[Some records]
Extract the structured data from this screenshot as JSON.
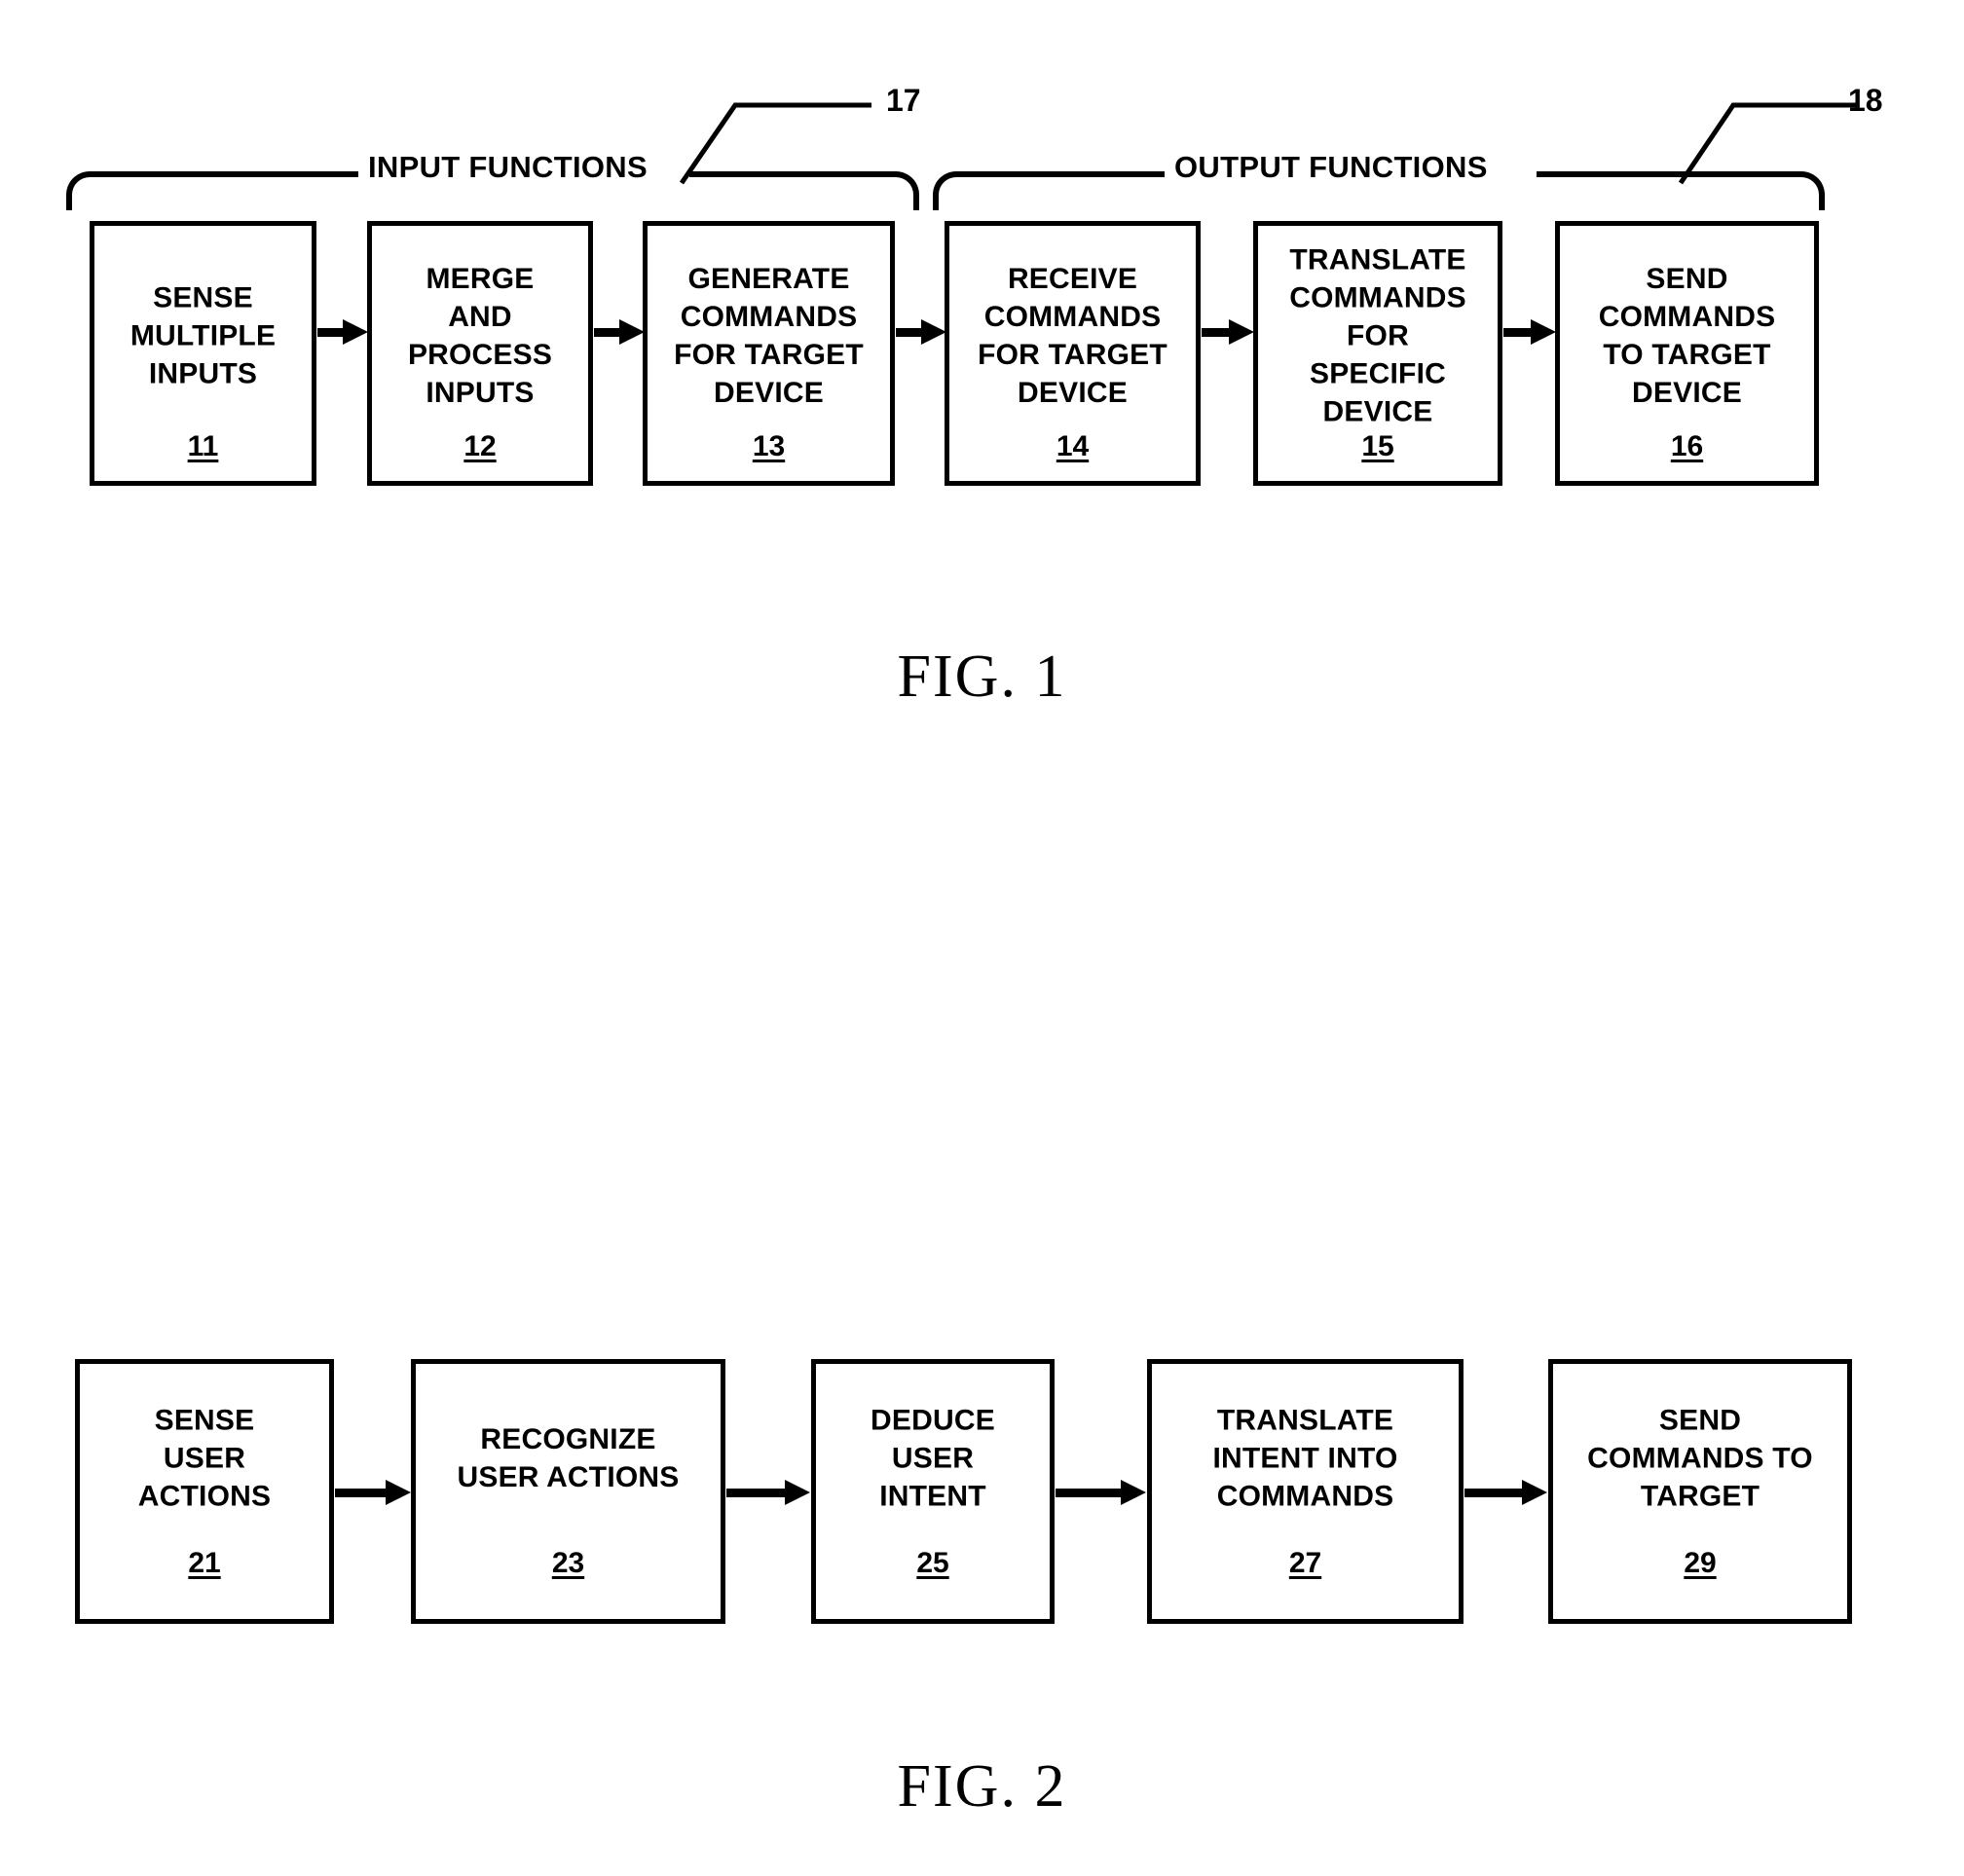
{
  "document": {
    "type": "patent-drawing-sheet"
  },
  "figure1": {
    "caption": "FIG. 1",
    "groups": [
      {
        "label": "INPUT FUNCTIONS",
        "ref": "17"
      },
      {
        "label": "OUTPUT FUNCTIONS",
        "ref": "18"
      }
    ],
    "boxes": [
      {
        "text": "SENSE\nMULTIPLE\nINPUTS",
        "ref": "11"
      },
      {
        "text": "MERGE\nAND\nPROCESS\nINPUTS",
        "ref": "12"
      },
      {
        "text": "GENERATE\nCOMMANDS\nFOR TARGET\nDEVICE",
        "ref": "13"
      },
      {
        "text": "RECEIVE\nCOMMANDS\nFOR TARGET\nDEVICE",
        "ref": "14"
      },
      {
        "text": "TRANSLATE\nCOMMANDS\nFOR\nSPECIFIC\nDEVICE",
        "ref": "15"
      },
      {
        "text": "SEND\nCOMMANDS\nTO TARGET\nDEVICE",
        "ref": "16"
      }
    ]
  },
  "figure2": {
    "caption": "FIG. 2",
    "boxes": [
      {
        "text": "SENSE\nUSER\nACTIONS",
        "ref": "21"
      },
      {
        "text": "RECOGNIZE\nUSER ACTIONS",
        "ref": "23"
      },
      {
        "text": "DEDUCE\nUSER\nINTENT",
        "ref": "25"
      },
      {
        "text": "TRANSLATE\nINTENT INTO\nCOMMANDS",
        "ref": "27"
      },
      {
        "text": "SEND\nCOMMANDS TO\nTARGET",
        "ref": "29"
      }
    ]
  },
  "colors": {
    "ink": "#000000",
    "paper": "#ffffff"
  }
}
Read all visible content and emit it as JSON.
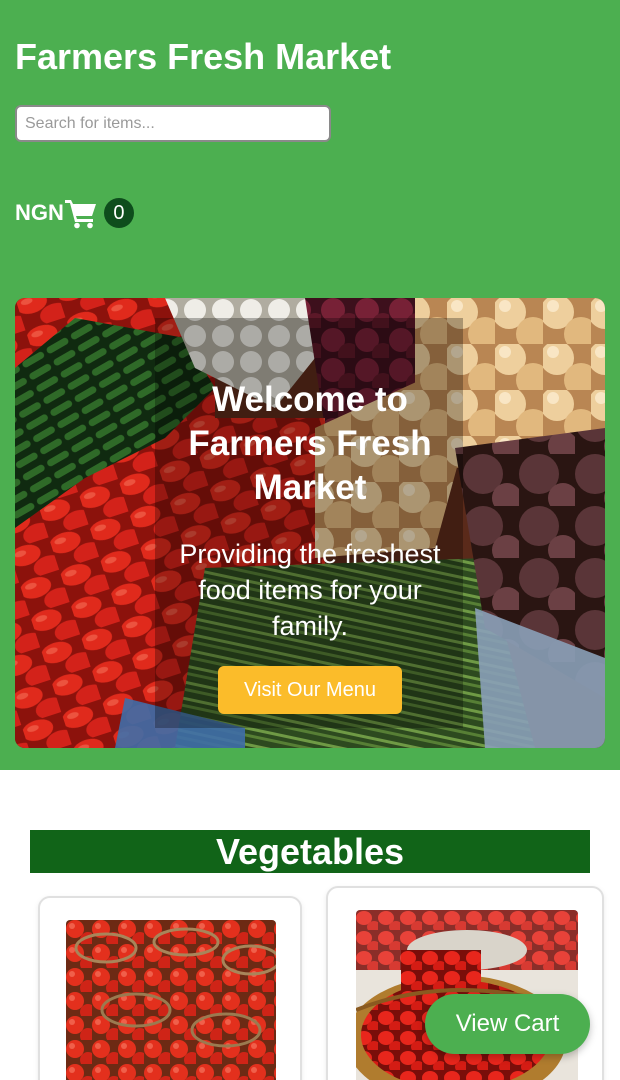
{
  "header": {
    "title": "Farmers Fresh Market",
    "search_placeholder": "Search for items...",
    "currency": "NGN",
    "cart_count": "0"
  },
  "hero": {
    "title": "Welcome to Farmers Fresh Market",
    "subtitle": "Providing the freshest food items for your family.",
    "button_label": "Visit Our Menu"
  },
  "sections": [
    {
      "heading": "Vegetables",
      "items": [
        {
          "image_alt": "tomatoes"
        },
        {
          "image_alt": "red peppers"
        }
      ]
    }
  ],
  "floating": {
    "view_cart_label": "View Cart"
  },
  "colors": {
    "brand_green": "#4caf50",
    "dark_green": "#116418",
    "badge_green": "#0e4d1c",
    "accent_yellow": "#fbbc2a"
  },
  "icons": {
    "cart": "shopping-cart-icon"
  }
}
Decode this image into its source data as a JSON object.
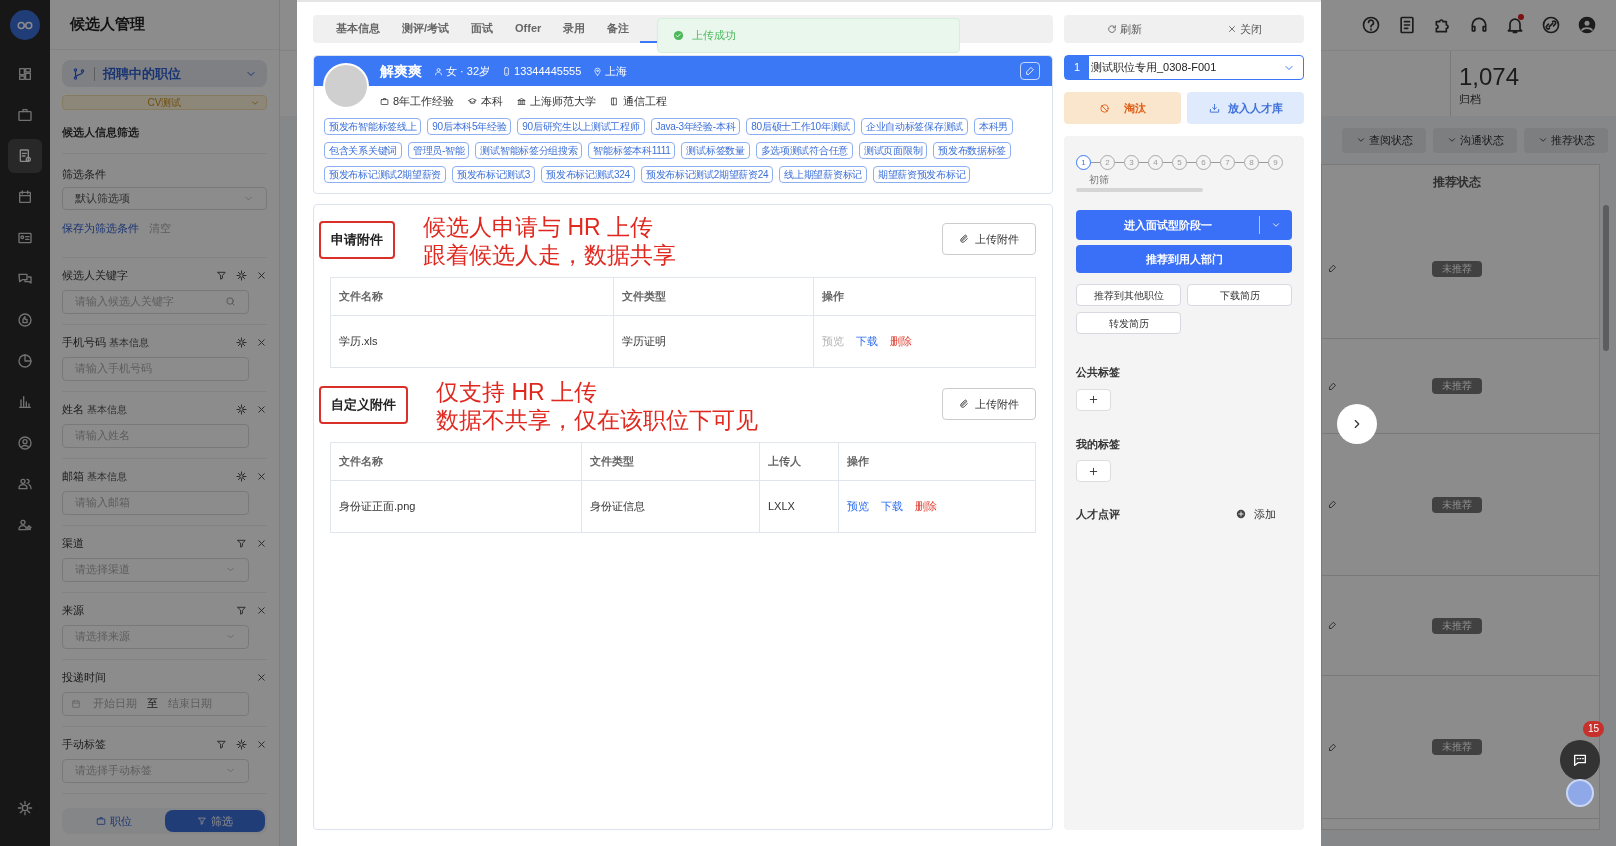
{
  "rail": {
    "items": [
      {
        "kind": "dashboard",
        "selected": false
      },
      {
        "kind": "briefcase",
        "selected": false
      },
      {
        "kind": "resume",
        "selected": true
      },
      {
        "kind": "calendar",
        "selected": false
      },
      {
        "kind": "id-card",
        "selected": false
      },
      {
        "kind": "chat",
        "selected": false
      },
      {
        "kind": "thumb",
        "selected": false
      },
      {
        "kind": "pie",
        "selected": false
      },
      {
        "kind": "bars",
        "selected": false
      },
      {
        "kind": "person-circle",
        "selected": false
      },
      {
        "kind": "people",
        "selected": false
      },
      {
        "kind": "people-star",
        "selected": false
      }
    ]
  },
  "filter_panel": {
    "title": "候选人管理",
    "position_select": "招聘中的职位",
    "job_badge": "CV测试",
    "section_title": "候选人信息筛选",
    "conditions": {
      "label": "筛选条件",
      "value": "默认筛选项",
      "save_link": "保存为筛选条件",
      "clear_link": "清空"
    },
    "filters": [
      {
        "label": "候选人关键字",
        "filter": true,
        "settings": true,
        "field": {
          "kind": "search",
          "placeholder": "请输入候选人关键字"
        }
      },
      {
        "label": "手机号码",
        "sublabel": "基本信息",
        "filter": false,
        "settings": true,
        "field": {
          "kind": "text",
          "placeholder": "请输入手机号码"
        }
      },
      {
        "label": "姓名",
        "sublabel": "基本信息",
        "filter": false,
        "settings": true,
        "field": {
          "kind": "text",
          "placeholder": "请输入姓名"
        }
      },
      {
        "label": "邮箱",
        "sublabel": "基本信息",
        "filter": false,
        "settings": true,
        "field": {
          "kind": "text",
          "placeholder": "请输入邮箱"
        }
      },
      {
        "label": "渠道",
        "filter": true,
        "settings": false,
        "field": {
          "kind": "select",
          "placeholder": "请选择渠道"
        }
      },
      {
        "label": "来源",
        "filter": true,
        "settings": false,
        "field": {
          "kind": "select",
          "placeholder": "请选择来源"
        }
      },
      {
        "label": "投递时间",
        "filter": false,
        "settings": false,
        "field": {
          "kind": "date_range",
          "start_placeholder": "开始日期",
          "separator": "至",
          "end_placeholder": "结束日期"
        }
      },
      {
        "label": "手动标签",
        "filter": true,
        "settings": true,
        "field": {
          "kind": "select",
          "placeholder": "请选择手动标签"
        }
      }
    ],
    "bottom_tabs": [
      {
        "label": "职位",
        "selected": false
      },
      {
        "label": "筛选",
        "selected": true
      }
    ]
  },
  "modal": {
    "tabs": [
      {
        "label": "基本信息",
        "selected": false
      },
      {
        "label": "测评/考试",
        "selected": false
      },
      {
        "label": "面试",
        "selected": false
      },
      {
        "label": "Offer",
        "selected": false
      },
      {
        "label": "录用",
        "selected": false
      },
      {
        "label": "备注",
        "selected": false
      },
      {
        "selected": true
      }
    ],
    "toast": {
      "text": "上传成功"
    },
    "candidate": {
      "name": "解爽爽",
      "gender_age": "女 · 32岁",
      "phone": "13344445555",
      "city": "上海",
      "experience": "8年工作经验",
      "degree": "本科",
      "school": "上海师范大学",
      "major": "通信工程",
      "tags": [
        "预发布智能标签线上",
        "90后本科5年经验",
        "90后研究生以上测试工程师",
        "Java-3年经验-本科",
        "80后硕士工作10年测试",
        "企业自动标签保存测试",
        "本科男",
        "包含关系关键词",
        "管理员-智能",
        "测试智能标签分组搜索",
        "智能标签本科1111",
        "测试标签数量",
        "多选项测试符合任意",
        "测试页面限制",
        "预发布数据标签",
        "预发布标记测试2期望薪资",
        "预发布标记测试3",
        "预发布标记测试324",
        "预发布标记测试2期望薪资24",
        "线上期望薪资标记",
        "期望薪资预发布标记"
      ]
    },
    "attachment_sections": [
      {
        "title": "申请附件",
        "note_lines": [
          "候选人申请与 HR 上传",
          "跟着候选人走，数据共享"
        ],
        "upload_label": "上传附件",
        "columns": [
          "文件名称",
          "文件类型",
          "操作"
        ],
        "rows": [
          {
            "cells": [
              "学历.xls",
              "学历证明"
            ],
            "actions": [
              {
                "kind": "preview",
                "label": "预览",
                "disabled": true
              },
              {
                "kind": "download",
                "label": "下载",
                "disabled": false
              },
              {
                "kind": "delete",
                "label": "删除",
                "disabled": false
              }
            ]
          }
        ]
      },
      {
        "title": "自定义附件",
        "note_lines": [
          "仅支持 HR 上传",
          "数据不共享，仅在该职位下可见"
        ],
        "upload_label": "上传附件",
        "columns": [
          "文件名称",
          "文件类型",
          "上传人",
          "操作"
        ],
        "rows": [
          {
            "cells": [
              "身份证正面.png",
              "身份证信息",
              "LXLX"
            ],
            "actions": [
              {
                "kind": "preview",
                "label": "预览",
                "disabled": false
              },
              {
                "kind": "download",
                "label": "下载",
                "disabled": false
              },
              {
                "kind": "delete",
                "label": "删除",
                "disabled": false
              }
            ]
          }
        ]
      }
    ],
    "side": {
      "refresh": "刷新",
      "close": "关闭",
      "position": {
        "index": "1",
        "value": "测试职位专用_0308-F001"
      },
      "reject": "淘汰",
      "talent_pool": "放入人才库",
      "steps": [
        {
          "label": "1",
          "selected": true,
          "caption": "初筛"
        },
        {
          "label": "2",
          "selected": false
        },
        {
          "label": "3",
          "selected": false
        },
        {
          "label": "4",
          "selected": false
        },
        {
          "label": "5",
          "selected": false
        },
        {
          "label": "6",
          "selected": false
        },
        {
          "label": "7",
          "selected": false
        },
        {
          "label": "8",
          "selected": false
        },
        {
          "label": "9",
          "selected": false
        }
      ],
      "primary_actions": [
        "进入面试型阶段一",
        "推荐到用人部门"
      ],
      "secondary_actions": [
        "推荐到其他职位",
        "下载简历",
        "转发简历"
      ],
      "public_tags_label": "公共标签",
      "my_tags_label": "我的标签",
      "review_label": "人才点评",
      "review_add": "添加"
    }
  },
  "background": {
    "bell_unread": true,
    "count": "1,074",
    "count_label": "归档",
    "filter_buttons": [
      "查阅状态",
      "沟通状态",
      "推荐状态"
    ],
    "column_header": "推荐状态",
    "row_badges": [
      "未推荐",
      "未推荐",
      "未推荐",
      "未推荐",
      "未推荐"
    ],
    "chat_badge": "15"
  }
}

TASK OBJECTIVE: From the listing above, collect every line that mentions the word "JSON".

FULL ANSWER:
Extract the structured data from this screenshot as JSON.
Read all visible content and emit it as JSON.
Decode this image into its source data as a JSON object.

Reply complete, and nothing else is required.